Written exercise -> Copy out, word for word, each line from the start of the records through the line that contains "- table-cell-text: 샘플은행: [748, 586, 856, 620]", including that line.

Region and label listings ->
______________________________

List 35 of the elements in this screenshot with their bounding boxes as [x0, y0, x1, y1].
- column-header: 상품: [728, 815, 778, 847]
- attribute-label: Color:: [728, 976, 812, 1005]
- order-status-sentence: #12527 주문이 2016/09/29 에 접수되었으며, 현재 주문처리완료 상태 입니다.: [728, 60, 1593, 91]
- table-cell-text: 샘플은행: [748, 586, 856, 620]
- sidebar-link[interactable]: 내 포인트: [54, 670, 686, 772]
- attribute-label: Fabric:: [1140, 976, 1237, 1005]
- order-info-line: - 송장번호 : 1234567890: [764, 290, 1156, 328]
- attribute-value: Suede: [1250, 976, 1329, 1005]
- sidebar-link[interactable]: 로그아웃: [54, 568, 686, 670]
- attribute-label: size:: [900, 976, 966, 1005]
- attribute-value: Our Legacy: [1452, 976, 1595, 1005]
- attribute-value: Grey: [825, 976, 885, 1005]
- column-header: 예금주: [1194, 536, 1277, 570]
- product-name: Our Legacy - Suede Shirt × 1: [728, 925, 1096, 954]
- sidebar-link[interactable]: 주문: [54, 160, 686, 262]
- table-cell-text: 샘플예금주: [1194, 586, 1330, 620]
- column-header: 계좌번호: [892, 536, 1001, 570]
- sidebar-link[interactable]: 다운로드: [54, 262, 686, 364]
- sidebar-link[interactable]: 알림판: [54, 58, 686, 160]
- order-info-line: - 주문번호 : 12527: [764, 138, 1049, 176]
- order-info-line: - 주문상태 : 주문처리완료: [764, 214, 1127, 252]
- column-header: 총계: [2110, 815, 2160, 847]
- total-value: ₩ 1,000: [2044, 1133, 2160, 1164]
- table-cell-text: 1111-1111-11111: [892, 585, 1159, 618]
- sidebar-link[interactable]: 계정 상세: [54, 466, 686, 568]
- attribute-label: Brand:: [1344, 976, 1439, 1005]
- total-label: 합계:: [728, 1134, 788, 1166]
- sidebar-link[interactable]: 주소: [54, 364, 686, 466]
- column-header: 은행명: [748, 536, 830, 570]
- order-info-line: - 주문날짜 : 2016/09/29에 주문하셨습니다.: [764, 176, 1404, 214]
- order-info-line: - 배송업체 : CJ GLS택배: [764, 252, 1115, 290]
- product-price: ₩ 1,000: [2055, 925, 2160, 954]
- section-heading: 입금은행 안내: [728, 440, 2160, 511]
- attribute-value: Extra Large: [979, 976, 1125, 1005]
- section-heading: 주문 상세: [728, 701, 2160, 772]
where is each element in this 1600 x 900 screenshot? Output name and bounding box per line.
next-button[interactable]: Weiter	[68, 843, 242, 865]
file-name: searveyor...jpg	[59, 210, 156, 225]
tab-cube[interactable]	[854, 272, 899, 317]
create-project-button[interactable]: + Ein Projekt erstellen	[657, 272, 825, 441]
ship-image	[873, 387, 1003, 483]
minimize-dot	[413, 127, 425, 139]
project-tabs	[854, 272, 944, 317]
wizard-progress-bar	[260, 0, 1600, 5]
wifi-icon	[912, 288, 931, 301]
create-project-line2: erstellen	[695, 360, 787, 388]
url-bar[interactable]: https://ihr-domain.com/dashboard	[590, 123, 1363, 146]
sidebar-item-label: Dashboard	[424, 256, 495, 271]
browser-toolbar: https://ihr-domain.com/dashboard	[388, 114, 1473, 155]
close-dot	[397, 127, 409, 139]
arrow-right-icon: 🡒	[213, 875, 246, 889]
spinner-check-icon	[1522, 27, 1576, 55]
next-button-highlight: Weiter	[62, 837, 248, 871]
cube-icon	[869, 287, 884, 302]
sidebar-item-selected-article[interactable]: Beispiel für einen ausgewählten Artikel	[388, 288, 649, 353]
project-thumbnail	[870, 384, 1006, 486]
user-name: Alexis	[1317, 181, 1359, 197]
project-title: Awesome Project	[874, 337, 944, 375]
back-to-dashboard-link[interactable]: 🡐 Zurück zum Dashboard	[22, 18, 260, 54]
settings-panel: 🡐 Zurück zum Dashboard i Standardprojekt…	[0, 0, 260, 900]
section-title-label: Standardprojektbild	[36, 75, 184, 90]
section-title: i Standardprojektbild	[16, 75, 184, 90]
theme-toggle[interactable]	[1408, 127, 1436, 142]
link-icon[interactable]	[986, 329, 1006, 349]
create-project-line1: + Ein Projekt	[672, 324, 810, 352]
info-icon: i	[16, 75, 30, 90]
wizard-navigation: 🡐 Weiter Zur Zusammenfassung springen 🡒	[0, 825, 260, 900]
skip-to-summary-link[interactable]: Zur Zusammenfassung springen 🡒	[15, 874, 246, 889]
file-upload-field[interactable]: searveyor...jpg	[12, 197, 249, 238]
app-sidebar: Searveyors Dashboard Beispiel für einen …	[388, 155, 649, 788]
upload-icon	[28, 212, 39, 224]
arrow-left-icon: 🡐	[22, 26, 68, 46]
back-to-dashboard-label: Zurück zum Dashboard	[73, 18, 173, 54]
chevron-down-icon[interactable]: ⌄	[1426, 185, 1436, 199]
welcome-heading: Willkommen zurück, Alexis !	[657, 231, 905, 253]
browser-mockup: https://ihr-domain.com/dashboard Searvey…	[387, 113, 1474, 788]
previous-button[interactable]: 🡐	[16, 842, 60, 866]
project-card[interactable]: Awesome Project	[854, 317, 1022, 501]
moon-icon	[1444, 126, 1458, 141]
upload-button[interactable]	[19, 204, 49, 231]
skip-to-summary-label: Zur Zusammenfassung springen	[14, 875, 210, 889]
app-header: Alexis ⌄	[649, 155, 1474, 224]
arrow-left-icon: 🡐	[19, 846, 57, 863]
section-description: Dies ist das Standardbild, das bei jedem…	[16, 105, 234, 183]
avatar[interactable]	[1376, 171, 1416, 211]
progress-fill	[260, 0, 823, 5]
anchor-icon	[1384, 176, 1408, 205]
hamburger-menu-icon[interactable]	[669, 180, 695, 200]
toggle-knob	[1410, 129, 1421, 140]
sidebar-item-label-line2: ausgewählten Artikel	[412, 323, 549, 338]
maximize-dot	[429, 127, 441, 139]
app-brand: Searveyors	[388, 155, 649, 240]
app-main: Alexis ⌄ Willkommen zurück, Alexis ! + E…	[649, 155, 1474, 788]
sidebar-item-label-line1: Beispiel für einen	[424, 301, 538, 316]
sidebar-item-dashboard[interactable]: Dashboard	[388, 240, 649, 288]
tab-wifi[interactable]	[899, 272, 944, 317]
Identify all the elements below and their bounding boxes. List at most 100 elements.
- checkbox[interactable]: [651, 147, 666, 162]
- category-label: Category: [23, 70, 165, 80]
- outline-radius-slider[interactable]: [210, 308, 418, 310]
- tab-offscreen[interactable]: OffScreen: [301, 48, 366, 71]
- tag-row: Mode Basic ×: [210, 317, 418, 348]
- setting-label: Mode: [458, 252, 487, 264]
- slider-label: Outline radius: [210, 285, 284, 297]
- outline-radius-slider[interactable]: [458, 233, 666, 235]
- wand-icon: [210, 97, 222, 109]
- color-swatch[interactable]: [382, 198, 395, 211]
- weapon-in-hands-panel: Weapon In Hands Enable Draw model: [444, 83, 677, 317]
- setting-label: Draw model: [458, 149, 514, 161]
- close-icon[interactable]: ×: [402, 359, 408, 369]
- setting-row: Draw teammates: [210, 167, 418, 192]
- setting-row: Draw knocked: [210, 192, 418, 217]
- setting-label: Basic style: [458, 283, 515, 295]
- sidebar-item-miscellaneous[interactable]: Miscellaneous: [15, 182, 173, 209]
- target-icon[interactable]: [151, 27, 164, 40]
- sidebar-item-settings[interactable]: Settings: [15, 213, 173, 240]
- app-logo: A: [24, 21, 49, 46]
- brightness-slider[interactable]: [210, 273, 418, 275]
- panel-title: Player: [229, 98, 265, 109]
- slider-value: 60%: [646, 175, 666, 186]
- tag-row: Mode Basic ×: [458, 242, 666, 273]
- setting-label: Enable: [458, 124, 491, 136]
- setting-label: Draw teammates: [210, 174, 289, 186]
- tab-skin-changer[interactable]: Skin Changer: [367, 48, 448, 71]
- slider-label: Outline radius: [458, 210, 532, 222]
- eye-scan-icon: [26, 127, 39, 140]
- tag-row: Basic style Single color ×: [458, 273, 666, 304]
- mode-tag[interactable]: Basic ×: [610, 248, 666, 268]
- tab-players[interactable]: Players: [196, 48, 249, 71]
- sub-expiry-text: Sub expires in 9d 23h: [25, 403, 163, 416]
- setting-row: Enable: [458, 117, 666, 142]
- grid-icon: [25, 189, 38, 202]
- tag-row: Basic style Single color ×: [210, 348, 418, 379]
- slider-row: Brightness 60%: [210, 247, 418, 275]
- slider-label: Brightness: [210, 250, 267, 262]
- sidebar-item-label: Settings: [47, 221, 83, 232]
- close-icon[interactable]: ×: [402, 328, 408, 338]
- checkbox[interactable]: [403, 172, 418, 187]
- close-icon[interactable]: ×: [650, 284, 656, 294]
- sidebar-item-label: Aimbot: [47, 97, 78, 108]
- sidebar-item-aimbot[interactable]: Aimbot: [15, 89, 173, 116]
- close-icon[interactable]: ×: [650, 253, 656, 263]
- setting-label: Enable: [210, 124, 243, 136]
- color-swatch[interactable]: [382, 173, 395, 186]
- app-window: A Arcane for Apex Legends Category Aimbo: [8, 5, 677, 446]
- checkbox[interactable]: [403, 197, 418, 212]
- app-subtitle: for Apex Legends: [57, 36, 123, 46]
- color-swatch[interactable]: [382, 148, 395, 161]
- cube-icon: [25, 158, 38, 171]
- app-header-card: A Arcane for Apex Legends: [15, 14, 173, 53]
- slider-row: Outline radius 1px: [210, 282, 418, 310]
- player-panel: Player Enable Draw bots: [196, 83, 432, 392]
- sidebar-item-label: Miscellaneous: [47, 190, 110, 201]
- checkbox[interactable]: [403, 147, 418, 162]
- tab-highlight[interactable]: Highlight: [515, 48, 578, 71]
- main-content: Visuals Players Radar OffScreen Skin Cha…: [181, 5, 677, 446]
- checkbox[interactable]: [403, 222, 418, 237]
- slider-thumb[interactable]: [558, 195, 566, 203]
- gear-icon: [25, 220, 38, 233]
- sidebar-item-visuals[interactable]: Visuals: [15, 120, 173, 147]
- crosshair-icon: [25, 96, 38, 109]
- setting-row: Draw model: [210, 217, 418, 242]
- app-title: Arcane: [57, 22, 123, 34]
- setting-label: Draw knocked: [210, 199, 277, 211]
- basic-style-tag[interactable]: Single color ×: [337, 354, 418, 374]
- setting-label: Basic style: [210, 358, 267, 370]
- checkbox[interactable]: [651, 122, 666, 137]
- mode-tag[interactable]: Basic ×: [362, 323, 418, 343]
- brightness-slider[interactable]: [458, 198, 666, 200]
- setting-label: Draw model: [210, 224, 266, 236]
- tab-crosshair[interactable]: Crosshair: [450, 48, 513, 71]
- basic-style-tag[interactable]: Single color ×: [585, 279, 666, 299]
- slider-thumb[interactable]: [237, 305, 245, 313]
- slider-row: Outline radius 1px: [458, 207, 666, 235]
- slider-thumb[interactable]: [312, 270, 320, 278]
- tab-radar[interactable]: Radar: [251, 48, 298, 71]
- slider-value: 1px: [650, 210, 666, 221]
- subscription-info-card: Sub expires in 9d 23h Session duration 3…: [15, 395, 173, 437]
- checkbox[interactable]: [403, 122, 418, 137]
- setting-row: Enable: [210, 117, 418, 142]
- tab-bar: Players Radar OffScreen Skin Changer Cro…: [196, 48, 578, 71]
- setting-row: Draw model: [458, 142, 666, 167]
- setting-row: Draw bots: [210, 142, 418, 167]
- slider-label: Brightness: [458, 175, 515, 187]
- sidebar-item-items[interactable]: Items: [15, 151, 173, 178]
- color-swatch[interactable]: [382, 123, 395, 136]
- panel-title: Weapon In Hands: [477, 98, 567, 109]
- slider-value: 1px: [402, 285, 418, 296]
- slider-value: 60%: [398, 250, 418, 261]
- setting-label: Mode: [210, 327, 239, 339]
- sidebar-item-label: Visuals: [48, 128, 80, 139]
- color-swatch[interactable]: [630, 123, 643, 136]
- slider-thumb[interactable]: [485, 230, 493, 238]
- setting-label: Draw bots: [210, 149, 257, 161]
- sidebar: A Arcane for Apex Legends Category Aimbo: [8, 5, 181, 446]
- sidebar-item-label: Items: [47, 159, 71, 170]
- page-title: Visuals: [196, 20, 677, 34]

______________________________

Reply to the exercise ->
List 35 of the elements in this screenshot with their bounding boxes as [x0, y0, x1, y1].
- column-header: 상품: [728, 815, 778, 847]
- attribute-label: Color:: [728, 976, 812, 1005]
- order-status-sentence: #12527 주문이 2016/09/29 에 접수되었으며, 현재 주문처리완료 상태 입니다.: [728, 60, 1593, 91]
- table-cell-text: 샘플은행: [748, 586, 856, 620]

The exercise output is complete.